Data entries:
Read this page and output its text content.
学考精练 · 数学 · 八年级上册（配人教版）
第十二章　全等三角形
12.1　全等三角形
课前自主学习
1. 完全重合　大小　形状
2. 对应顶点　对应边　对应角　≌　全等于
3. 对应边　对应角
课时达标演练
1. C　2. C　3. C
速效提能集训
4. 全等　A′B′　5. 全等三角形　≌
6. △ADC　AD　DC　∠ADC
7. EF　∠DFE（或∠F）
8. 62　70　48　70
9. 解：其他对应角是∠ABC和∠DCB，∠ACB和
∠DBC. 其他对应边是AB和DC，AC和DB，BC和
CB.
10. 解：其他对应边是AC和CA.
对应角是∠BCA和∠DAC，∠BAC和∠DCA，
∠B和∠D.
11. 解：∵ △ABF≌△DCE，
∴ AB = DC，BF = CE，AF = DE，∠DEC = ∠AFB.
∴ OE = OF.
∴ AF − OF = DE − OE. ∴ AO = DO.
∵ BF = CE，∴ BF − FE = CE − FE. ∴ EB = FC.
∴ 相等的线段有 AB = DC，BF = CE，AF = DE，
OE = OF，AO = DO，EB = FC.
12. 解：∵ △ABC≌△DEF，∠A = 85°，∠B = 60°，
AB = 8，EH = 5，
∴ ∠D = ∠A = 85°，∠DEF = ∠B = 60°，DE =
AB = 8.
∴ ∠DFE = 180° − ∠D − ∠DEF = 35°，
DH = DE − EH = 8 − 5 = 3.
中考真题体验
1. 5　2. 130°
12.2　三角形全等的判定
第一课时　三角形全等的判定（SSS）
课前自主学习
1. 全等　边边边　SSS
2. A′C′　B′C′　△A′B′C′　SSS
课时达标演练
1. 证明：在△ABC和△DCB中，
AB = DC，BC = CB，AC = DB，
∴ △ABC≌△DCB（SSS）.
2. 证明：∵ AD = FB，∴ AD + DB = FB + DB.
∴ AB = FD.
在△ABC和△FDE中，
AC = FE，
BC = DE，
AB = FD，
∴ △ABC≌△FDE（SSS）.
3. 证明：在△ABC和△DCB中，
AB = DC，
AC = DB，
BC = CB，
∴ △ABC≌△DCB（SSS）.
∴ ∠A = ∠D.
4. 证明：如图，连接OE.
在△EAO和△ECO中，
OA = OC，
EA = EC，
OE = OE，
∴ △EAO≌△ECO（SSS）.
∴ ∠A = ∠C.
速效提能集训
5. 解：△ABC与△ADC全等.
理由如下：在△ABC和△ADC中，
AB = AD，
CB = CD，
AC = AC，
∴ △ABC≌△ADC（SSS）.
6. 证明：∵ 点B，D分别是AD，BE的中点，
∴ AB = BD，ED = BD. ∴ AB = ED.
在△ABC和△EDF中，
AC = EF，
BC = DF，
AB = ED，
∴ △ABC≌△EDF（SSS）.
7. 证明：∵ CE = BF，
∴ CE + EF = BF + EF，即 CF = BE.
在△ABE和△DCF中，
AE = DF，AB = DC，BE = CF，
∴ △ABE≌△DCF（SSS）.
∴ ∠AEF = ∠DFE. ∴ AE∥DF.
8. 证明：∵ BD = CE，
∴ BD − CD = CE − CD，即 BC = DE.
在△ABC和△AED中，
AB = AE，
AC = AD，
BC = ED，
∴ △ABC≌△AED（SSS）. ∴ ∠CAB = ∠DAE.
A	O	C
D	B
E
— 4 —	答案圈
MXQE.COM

==

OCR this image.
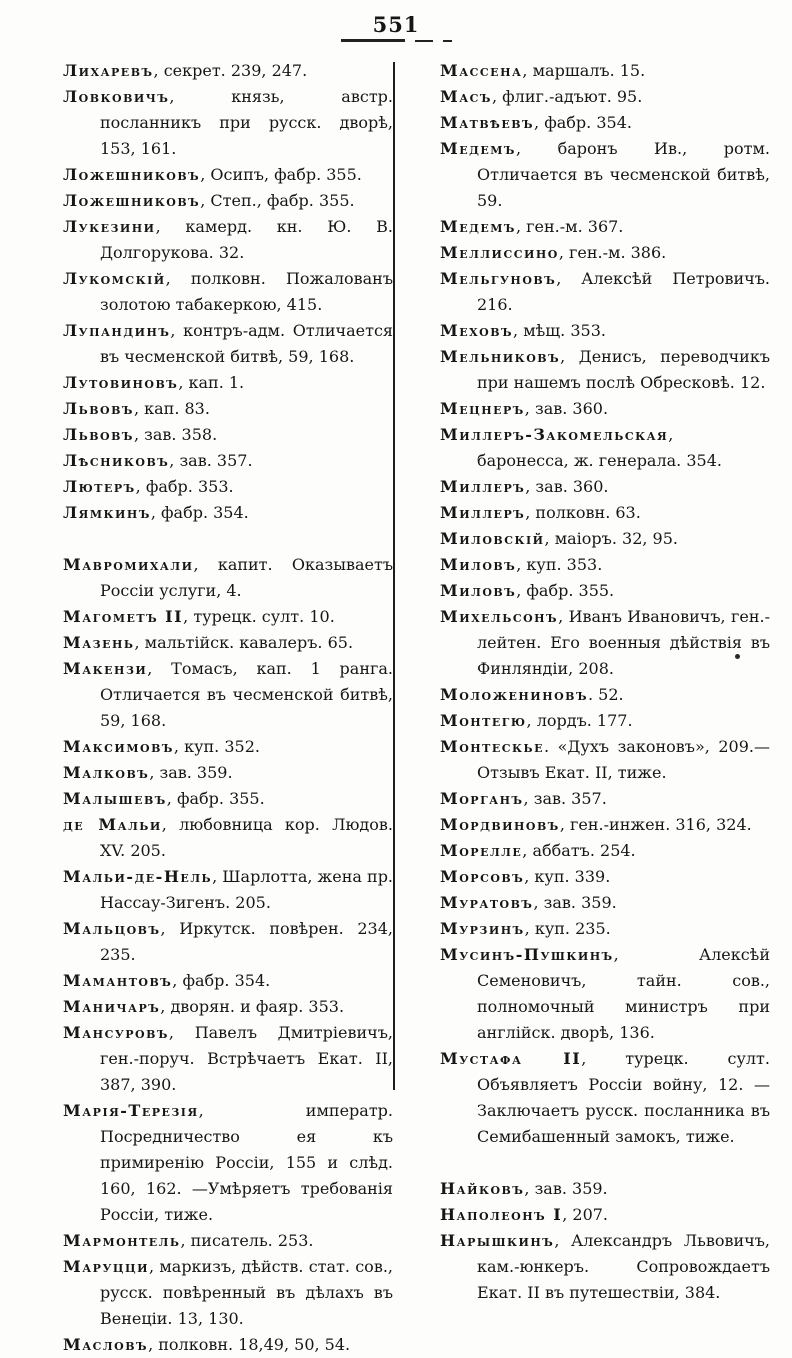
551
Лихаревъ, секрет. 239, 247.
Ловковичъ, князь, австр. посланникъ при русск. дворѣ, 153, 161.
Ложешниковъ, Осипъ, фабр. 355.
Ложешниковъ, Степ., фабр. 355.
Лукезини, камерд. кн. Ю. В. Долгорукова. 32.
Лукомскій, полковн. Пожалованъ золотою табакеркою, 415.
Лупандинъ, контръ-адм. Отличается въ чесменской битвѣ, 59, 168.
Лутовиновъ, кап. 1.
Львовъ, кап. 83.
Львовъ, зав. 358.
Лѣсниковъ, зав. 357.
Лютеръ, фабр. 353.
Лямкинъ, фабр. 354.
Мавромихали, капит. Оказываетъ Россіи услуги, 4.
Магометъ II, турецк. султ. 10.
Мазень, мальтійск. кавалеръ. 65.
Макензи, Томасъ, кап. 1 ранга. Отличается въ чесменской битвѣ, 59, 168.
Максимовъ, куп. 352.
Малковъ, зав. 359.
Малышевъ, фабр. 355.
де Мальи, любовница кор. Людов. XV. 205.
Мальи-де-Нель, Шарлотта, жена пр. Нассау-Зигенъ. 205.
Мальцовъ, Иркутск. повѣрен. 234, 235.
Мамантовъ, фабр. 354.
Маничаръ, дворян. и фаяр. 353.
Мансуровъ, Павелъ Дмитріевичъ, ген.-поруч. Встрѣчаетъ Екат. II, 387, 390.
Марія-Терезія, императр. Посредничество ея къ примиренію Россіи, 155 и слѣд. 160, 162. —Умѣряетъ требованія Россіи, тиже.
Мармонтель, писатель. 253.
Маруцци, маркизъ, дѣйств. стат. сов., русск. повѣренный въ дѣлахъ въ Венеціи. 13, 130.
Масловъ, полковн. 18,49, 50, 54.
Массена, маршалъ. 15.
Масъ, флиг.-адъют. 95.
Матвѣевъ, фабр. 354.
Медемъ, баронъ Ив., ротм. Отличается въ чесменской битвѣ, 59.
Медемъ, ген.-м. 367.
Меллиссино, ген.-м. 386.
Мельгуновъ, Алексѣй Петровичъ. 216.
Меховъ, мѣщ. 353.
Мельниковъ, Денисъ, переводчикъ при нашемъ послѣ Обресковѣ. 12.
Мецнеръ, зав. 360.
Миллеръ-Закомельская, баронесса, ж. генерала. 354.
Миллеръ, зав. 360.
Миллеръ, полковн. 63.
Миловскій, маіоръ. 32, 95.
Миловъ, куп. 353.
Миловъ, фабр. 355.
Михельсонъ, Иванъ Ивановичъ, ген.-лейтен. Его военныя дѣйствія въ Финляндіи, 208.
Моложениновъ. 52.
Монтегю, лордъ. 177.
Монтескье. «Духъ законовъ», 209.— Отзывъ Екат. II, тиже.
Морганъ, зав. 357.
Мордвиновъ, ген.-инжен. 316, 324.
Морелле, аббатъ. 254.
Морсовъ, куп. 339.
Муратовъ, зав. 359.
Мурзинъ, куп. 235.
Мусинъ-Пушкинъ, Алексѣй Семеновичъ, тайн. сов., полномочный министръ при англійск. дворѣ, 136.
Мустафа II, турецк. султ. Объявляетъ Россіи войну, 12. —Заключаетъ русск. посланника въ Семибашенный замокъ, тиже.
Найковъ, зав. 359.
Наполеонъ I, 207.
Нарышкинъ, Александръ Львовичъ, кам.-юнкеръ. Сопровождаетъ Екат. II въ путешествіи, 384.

...

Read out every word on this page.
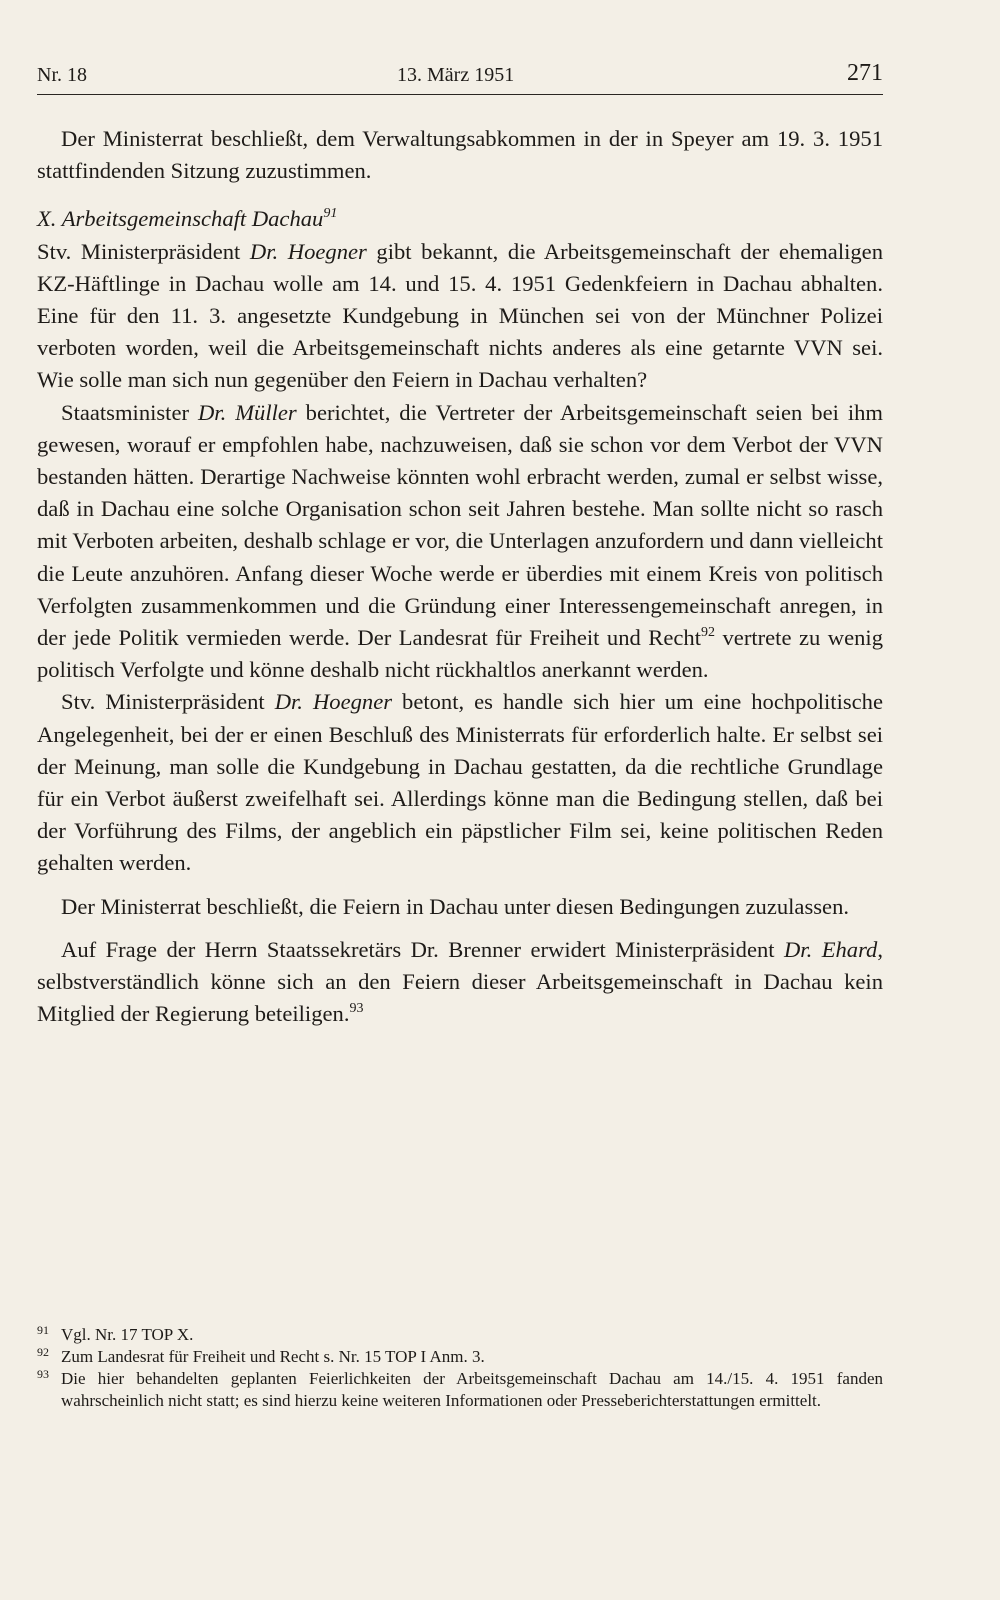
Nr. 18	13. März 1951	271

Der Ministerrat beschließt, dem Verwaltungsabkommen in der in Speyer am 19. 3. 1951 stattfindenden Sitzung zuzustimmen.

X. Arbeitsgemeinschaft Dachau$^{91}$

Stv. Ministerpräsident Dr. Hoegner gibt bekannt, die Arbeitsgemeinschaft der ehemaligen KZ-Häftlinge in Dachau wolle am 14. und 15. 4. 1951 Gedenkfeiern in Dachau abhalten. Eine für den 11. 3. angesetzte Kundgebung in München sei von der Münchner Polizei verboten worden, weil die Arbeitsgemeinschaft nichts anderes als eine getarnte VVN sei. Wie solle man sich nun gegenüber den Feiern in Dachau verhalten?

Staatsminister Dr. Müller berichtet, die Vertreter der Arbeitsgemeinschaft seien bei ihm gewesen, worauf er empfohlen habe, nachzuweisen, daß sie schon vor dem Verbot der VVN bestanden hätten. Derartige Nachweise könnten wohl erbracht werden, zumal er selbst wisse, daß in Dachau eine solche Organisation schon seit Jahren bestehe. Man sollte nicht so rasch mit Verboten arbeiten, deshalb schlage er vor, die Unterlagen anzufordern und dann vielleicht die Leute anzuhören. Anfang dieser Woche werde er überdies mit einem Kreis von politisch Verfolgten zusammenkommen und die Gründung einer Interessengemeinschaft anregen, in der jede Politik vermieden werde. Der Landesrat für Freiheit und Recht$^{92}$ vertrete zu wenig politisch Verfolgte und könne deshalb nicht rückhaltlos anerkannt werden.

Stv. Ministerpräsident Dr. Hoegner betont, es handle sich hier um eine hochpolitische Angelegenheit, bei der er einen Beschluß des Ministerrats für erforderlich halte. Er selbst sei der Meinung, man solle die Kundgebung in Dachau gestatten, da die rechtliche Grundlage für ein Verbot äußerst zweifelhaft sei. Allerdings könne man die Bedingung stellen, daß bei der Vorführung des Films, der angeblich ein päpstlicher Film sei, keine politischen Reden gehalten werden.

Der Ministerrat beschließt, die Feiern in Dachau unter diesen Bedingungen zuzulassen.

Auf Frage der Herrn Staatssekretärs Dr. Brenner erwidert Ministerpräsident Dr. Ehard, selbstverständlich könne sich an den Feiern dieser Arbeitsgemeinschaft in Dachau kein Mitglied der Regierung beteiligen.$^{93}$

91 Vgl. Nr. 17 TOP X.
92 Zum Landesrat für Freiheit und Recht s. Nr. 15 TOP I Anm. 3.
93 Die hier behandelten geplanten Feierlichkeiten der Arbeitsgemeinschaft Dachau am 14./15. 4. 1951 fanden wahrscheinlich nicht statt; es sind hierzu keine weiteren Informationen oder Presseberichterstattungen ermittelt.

| WHAT NEEDS TO BE DONE |
Go through the material and copy out every line with "beschließt" in it.

| COMPLETED EXERCISE |
Der Ministerrat beschließt, dem Verwaltungsabkommen in der in Speyer am 19. 3. 1951 stattfindenden Sitzung zuzustimmen.
Der Ministerrat beschließt, die Feiern in Dachau unter diesen Bedingungen zuzulassen.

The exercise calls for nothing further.